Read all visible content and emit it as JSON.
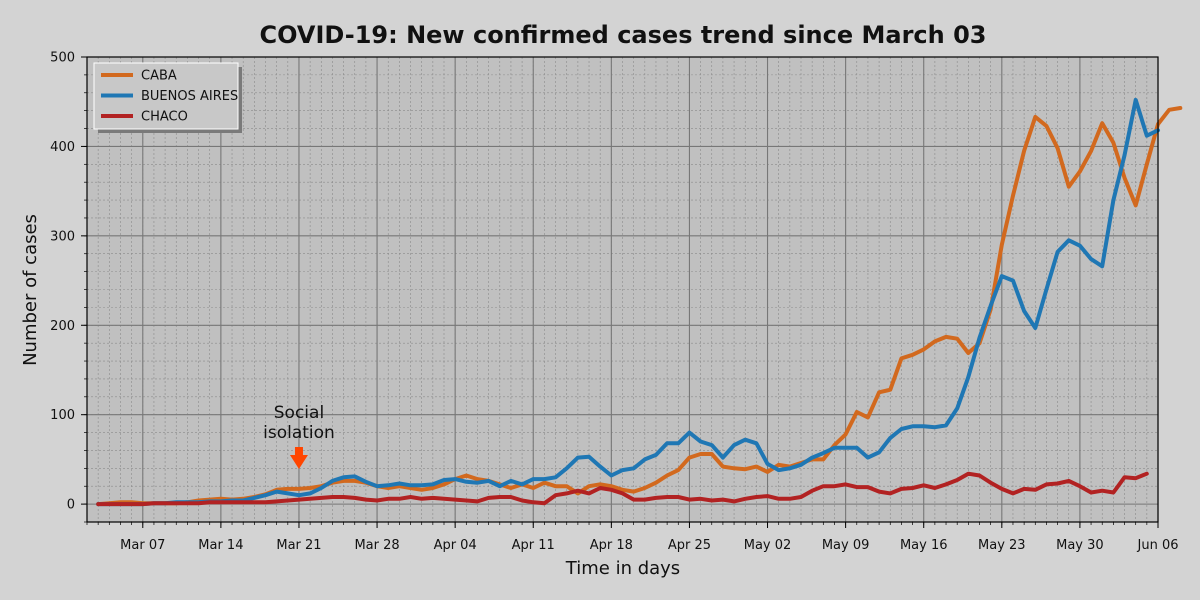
{
  "chart_data": {
    "type": "line",
    "title": "COVID-19: New confirmed cases trend since March 03",
    "xlabel": "Time in days",
    "ylabel": "Number of cases",
    "ylim": [
      -20,
      500
    ],
    "xlim": [
      "2020-03-02",
      "2020-06-06"
    ],
    "grid": true,
    "legend_position": "top-left",
    "x_ticks": [
      {
        "date": "2020-03-07",
        "label": "Mar 07"
      },
      {
        "date": "2020-03-14",
        "label": "Mar 14"
      },
      {
        "date": "2020-03-21",
        "label": "Mar 21"
      },
      {
        "date": "2020-03-28",
        "label": "Mar 28"
      },
      {
        "date": "2020-04-04",
        "label": "Apr 04"
      },
      {
        "date": "2020-04-11",
        "label": "Apr 11"
      },
      {
        "date": "2020-04-18",
        "label": "Apr 18"
      },
      {
        "date": "2020-04-25",
        "label": "Apr 25"
      },
      {
        "date": "2020-05-02",
        "label": "May 02"
      },
      {
        "date": "2020-05-09",
        "label": "May 09"
      },
      {
        "date": "2020-05-16",
        "label": "May 16"
      },
      {
        "date": "2020-05-23",
        "label": "May 23"
      },
      {
        "date": "2020-05-30",
        "label": "May 30"
      },
      {
        "date": "2020-06-06",
        "label": "Jun 06"
      }
    ],
    "y_ticks": [
      0,
      100,
      200,
      300,
      400,
      500
    ],
    "x_start": "2020-03-03",
    "series": [
      {
        "name": "CABA",
        "color": "#d2691e",
        "values": [
          0,
          1,
          2,
          2,
          1,
          1,
          1,
          1,
          2,
          4,
          5,
          6,
          5,
          6,
          8,
          11,
          16,
          17,
          17,
          18,
          20,
          24,
          26,
          26,
          24,
          20,
          18,
          20,
          18,
          16,
          18,
          22,
          28,
          32,
          28,
          26,
          22,
          18,
          22,
          18,
          24,
          20,
          20,
          12,
          20,
          22,
          20,
          16,
          14,
          18,
          24,
          32,
          38,
          52,
          56,
          56,
          42,
          40,
          39,
          42,
          36,
          44,
          42,
          46,
          50,
          50,
          66,
          78,
          103,
          97,
          125,
          128,
          163,
          167,
          173,
          182,
          187,
          185,
          169,
          180,
          218,
          290,
          345,
          395,
          433,
          423,
          398,
          355,
          372,
          395,
          426,
          404,
          365,
          334,
          380,
          425,
          441,
          443
        ]
      },
      {
        "name": "BUENOS AIRES",
        "color": "#1f77b4",
        "values": [
          0,
          0,
          0,
          0,
          0,
          1,
          1,
          2,
          2,
          2,
          3,
          3,
          4,
          4,
          7,
          10,
          14,
          12,
          10,
          12,
          18,
          26,
          30,
          31,
          25,
          20,
          21,
          23,
          21,
          21,
          22,
          27,
          28,
          25,
          24,
          26,
          20,
          26,
          22,
          28,
          28,
          30,
          40,
          52,
          53,
          42,
          32,
          38,
          40,
          50,
          55,
          68,
          68,
          80,
          70,
          66,
          52,
          66,
          72,
          68,
          45,
          38,
          40,
          44,
          52,
          57,
          63,
          63,
          63,
          52,
          58,
          74,
          84,
          87,
          87,
          86,
          88,
          107,
          142,
          186,
          222,
          255,
          250,
          216,
          197,
          240,
          282,
          295,
          289,
          274,
          266,
          340,
          390,
          452,
          412,
          418
        ]
      },
      {
        "name": "CHACO",
        "color": "#b22222",
        "values": [
          0,
          0,
          0,
          0,
          0,
          1,
          1,
          1,
          1,
          1,
          2,
          2,
          2,
          2,
          2,
          2,
          3,
          4,
          5,
          6,
          7,
          8,
          8,
          7,
          5,
          4,
          6,
          6,
          8,
          6,
          7,
          6,
          5,
          4,
          3,
          7,
          8,
          8,
          4,
          2,
          1,
          10,
          12,
          15,
          12,
          18,
          16,
          12,
          5,
          5,
          7,
          8,
          8,
          5,
          6,
          4,
          5,
          3,
          6,
          8,
          9,
          6,
          6,
          8,
          15,
          20,
          20,
          22,
          19,
          19,
          14,
          12,
          17,
          18,
          21,
          18,
          22,
          27,
          34,
          32,
          24,
          17,
          12,
          17,
          16,
          22,
          23,
          26,
          20,
          13,
          15,
          13,
          30,
          29,
          34
        ]
      }
    ],
    "annotations": [
      {
        "text_line1": "Social",
        "text_line2": "isolation",
        "date": "2020-03-21",
        "arrow_color": "#ff4500"
      }
    ]
  }
}
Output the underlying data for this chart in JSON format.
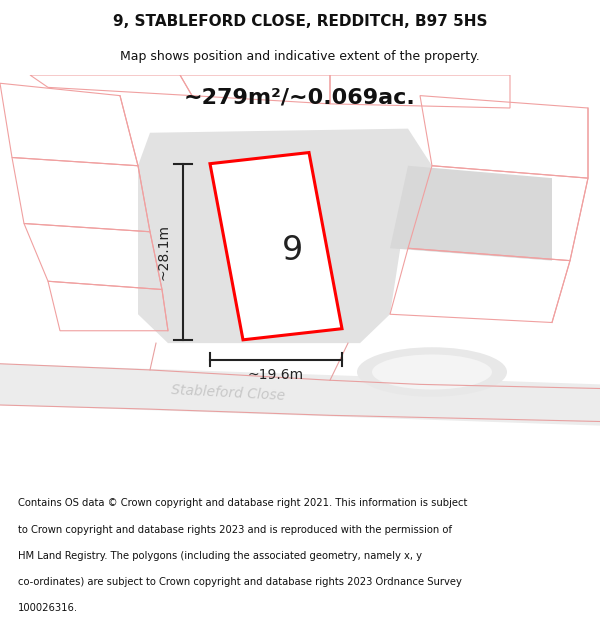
{
  "title": "9, STABLEFORD CLOSE, REDDITCH, B97 5HS",
  "subtitle": "Map shows position and indicative extent of the property.",
  "area_text": "~279m²/~0.069ac.",
  "house_number": "9",
  "dim_width": "~19.6m",
  "dim_height": "~28.1m",
  "street_label": "Stableford Close",
  "footer_lines": [
    "Contains OS data © Crown copyright and database right 2021. This information is subject",
    "to Crown copyright and database rights 2023 and is reproduced with the permission of",
    "HM Land Registry. The polygons (including the associated geometry, namely x, y",
    "co-ordinates) are subject to Crown copyright and database rights 2023 Ordnance Survey",
    "100026316."
  ],
  "bg_color": "#ffffff",
  "map_bg": "#f7f7f7",
  "plot_fill": "#ffffff",
  "plot_outline": "#ff0000",
  "pink": "#f0a0a0",
  "gray_fill": "#e0e0e0",
  "dim_line_color": "#222222",
  "title_color": "#111111",
  "footer_color": "#111111",
  "street_color": "#c8c8c8"
}
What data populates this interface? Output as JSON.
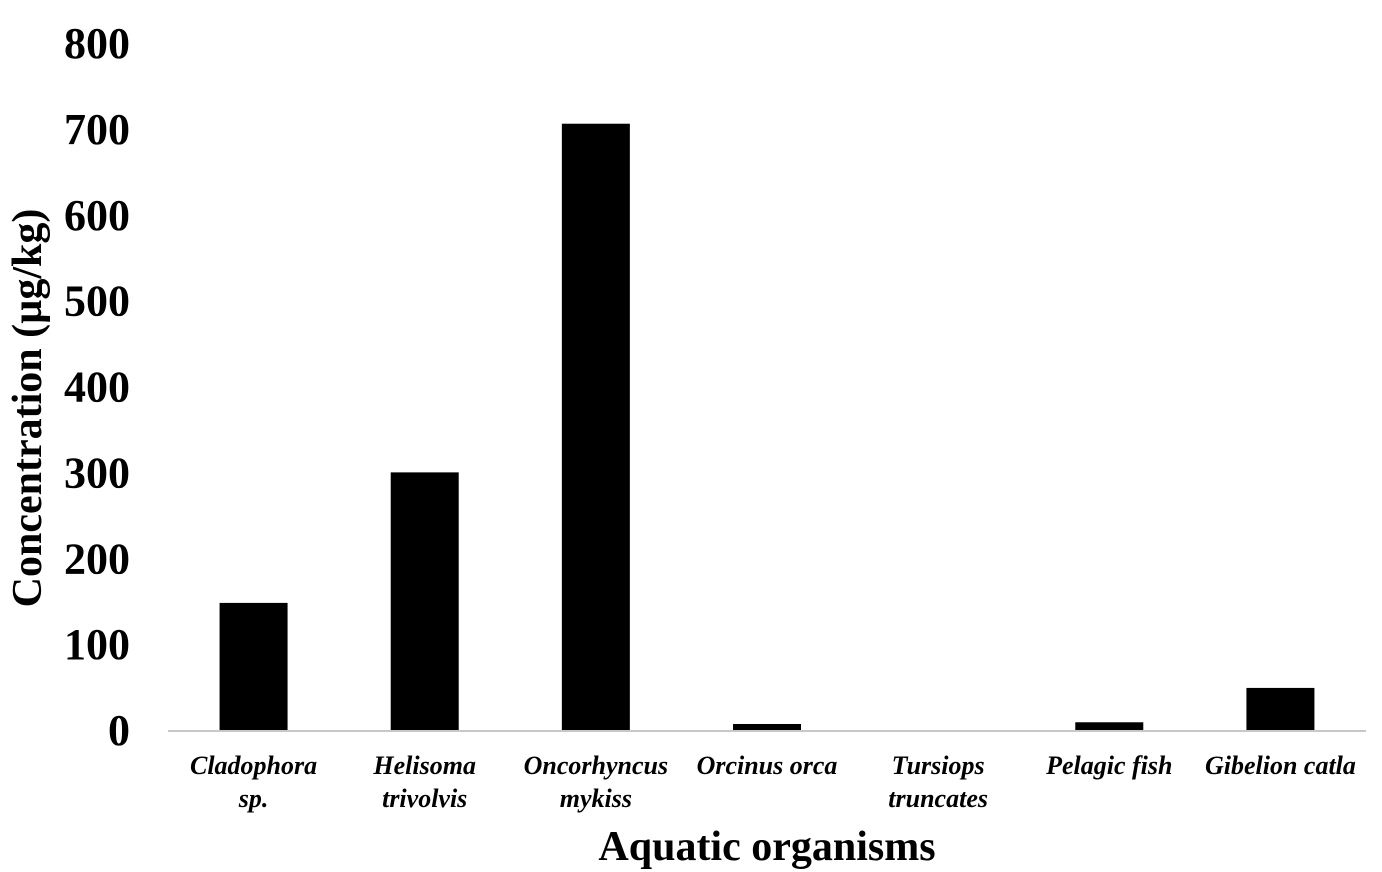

----

Go through the material above and print all of it exactly, except the pictures.

**RESPONSE FOR THIS EXERCISE:**
Read all visible content and emit it as JSON.
{
  "chart_data": {
    "type": "line",
    "title": "COVID-19: New confirmed cases trend since March 03",
    "xlabel": "Time in days",
    "ylabel": "Number of cases",
    "ylim": [
      -20,
      500
    ],
    "xlim": [
      "2020-03-02",
      "2020-06-06"
    ],
    "grid": true,
    "legend_position": "top-left",
    "x_ticks": [
      {
        "date": "2020-03-07",
        "label": "Mar 07"
      },
      {
        "date": "2020-03-14",
        "label": "Mar 14"
      },
      {
        "date": "2020-03-21",
        "label": "Mar 21"
      },
      {
        "date": "2020-03-28",
        "label": "Mar 28"
      },
      {
        "date": "2020-04-04",
        "label": "Apr 04"
      },
      {
        "date": "2020-04-11",
        "label": "Apr 11"
      },
      {
        "date": "2020-04-18",
        "label": "Apr 18"
      },
      {
        "date": "2020-04-25",
        "label": "Apr 25"
      },
      {
        "date": "2020-05-02",
        "label": "May 02"
      },
      {
        "date": "2020-05-09",
        "label": "May 09"
      },
      {
        "date": "2020-05-16",
        "label": "May 16"
      },
      {
        "date": "2020-05-23",
        "label": "May 23"
      },
      {
        "date": "2020-05-30",
        "label": "May 30"
      },
      {
        "date": "2020-06-06",
        "label": "Jun 06"
      }
    ],
    "y_ticks": [
      0,
      100,
      200,
      300,
      400,
      500
    ],
    "x_start": "2020-03-03",
    "series": [
      {
        "name": "CABA",
        "color": "#d2691e",
        "values": [
          0,
          1,
          2,
          2,
          1,
          1,
          1,
          1,
          2,
          4,
          5,
          6,
          5,
          6,
          8,
          11,
          16,
          17,
          17,
          18,
          20,
          24,
          26,
          26,
          24,
          20,
          18,
          20,
          18,
          16,
          18,
          22,
          28,
          32,
          28,
          26,
          22,
          18,
          22,
          18,
          24,
          20,
          20,
          12,
          20,
          22,
          20,
          16,
          14,
          18,
          24,
          32,
          38,
          52,
          56,
          56,
          42,
          40,
          39,
          42,
          36,
          44,
          42,
          46,
          50,
          50,
          66,
          78,
          103,
          97,
          125,
          128,
          163,
          167,
          173,
          182,
          187,
          185,
          169,
          180,
          218,
          290,
          345,
          395,
          433,
          423,
          398,
          355,
          372,
          395,
          426,
          404,
          365,
          334,
          380,
          425,
          441,
          443
        ]
      },
      {
        "name": "BUENOS AIRES",
        "color": "#1f77b4",
        "values": [
          0,
          0,
          0,
          0,
          0,
          1,
          1,
          2,
          2,
          2,
          3,
          3,
          4,
          4,
          7,
          10,
          14,
          12,
          10,
          12,
          18,
          26,
          30,
          31,
          25,
          20,
          21,
          23,
          21,
          21,
          22,
          27,
          28,
          25,
          24,
          26,
          20,
          26,
          22,
          28,
          28,
          30,
          40,
          52,
          53,
          42,
          32,
          38,
          40,
          50,
          55,
          68,
          68,
          80,
          70,
          66,
          52,
          66,
          72,
          68,
          45,
          38,
          40,
          44,
          52,
          57,
          63,
          63,
          63,
          52,
          58,
          74,
          84,
          87,
          87,
          86,
          88,
          107,
          142,
          186,
          222,
          255,
          250,
          216,
          197,
          240,
          282,
          295,
          289,
          274,
          266,
          340,
          390,
          452,
          412,
          418
        ]
      },
      {
        "name": "CHACO",
        "color": "#b22222",
        "values": [
          0,
          0,
          0,
          0,
          0,
          1,
          1,
          1,
          1,
          1,
          2,
          2,
          2,
          2,
          2,
          2,
          3,
          4,
          5,
          6,
          7,
          8,
          8,
          7,
          5,
          4,
          6,
          6,
          8,
          6,
          7,
          6,
          5,
          4,
          3,
          7,
          8,
          8,
          4,
          2,
          1,
          10,
          12,
          15,
          12,
          18,
          16,
          12,
          5,
          5,
          7,
          8,
          8,
          5,
          6,
          4,
          5,
          3,
          6,
          8,
          9,
          6,
          6,
          8,
          15,
          20,
          20,
          22,
          19,
          19,
          14,
          12,
          17,
          18,
          21,
          18,
          22,
          27,
          34,
          32,
          24,
          17,
          12,
          17,
          16,
          22,
          23,
          26,
          20,
          13,
          15,
          13,
          30,
          29,
          34
        ]
      }
    ],
    "annotations": [
      {
        "text_line1": "Social",
        "text_line2": "isolation",
        "date": "2020-03-21",
        "arrow_color": "#ff4500"
      }
    ]
  }
}
Output the underlying data for this chart in JSON format.
{
  "title": "9, STABLEFORD CLOSE, REDDITCH, B97 5HS",
  "subtitle": "Map shows position and indicative extent of the property.",
  "area_text": "~279m²/~0.069ac.",
  "house_number": "9",
  "dim_width": "~19.6m",
  "dim_height": "~28.1m",
  "street_label": "Stableford Close",
  "footer_lines": [
    "Contains OS data © Crown copyright and database right 2021. This information is subject",
    "to Crown copyright and database rights 2023 and is reproduced with the permission of",
    "HM Land Registry. The polygons (including the associated geometry, namely x, y",
    "co-ordinates) are subject to Crown copyright and database rights 2023 Ordnance Survey",
    "100026316."
  ],
  "bg_color": "#ffffff",
  "map_bg": "#f7f7f7",
  "plot_fill": "#ffffff",
  "plot_outline": "#ff0000",
  "pink": "#f0a0a0",
  "gray_fill": "#e0e0e0",
  "dim_line_color": "#222222",
  "title_color": "#111111",
  "footer_color": "#111111",
  "street_color": "#c8c8c8"
}
What data populates this interface? Output as JSON.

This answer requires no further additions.